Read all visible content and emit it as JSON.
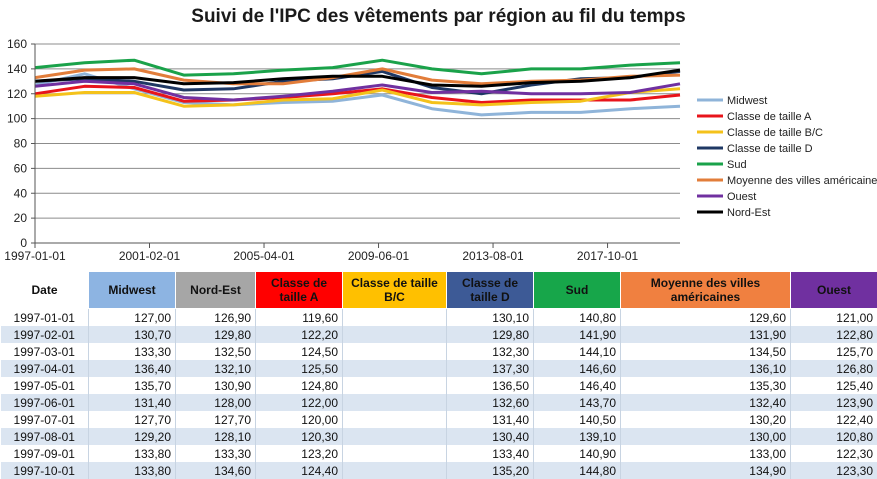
{
  "chart_data": {
    "type": "line",
    "title": "Suivi de l'IPC des vêtements par région au fil du temps",
    "ylim": [
      0,
      160
    ],
    "yticks": [
      "0",
      "20",
      "40",
      "60",
      "80",
      "100",
      "120",
      "140",
      "160"
    ],
    "xticks": [
      "1997-01-01",
      "2001-02-01",
      "2005-04-01",
      "2009-06-01",
      "2013-08-01",
      "2017-10-01"
    ],
    "x_span_months": 276,
    "legend_position": "right",
    "grid": "horizontal",
    "series": [
      {
        "name": "Midwest",
        "color": "#8fb4d9",
        "values": [
          127,
          136,
          124,
          113,
          111,
          113,
          114,
          119,
          108,
          103,
          105,
          105,
          108,
          110
        ]
      },
      {
        "name": "Classe de taille A",
        "color": "#e8141b",
        "values": [
          120,
          126,
          125,
          114,
          115,
          117,
          120,
          124,
          117,
          113,
          115,
          115,
          115,
          119
        ]
      },
      {
        "name": "Classe de taille B/C",
        "color": "#f4c21b",
        "values": [
          118,
          121,
          121,
          110,
          111,
          115,
          116,
          123,
          113,
          111,
          113,
          114,
          121,
          124
        ]
      },
      {
        "name": "Classe de taille D",
        "color": "#1f3864",
        "values": [
          130,
          132,
          130,
          123,
          124,
          130,
          132,
          138,
          125,
          120,
          127,
          132,
          133,
          138
        ]
      },
      {
        "name": "Sud",
        "color": "#1aa24a",
        "values": [
          141,
          145,
          147,
          135,
          136,
          139,
          141,
          147,
          140,
          136,
          140,
          140,
          143,
          145
        ]
      },
      {
        "name": "Moyenne des villes américaines",
        "color": "#e27d3a",
        "values": [
          133,
          139,
          140,
          131,
          128,
          128,
          133,
          140,
          131,
          128,
          130,
          131,
          134,
          135
        ]
      },
      {
        "name": "Ouest",
        "color": "#7030a0",
        "values": [
          126,
          130,
          128,
          117,
          115,
          118,
          122,
          127,
          121,
          122,
          120,
          120,
          121,
          128
        ]
      },
      {
        "name": "Nord-Est",
        "color": "#000000",
        "values": [
          130,
          133,
          133,
          128,
          129,
          132,
          134,
          134,
          127,
          126,
          129,
          130,
          133,
          139
        ]
      }
    ]
  },
  "table": {
    "headers": [
      {
        "label": "Date",
        "bg": "#ffffff"
      },
      {
        "label": "Midwest",
        "bg": "#8db4e2"
      },
      {
        "label": "Nord-Est",
        "bg": "#a6a6a6"
      },
      {
        "label": "Classe de taille A",
        "bg": "#ff0000"
      },
      {
        "label": "Classe de taille B/C",
        "bg": "#ffc000"
      },
      {
        "label": "Classe de taille D",
        "bg": "#3d5a96"
      },
      {
        "label": "Sud",
        "bg": "#17a64a"
      },
      {
        "label": "Moyenne des villes américaines",
        "bg": "#f08040"
      },
      {
        "label": "Ouest",
        "bg": "#7030a0"
      }
    ],
    "rows": [
      [
        "1997-01-01",
        "127,00",
        "126,90",
        "119,60",
        "",
        "130,10",
        "140,80",
        "129,60",
        "121,00"
      ],
      [
        "1997-02-01",
        "130,70",
        "129,80",
        "122,20",
        "",
        "129,80",
        "141,90",
        "131,90",
        "122,80"
      ],
      [
        "1997-03-01",
        "133,30",
        "132,50",
        "124,50",
        "",
        "132,30",
        "144,10",
        "134,50",
        "125,70"
      ],
      [
        "1997-04-01",
        "136,40",
        "132,10",
        "125,50",
        "",
        "137,30",
        "146,60",
        "136,10",
        "126,80"
      ],
      [
        "1997-05-01",
        "135,70",
        "130,90",
        "124,80",
        "",
        "136,50",
        "146,40",
        "135,30",
        "125,40"
      ],
      [
        "1997-06-01",
        "131,40",
        "128,00",
        "122,00",
        "",
        "132,60",
        "143,70",
        "132,40",
        "123,90"
      ],
      [
        "1997-07-01",
        "127,70",
        "127,70",
        "120,00",
        "",
        "131,40",
        "140,50",
        "130,20",
        "122,40"
      ],
      [
        "1997-08-01",
        "129,20",
        "128,10",
        "120,30",
        "",
        "130,40",
        "139,10",
        "130,00",
        "120,80"
      ],
      [
        "1997-09-01",
        "133,80",
        "133,30",
        "123,20",
        "",
        "133,40",
        "140,90",
        "133,00",
        "122,30"
      ],
      [
        "1997-10-01",
        "133,80",
        "134,60",
        "124,40",
        "",
        "135,20",
        "144,80",
        "134,90",
        "123,30"
      ]
    ]
  }
}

• _Written problem_
Look through the records and count each line that holds "taille". Write only the total.

• _Task response_
6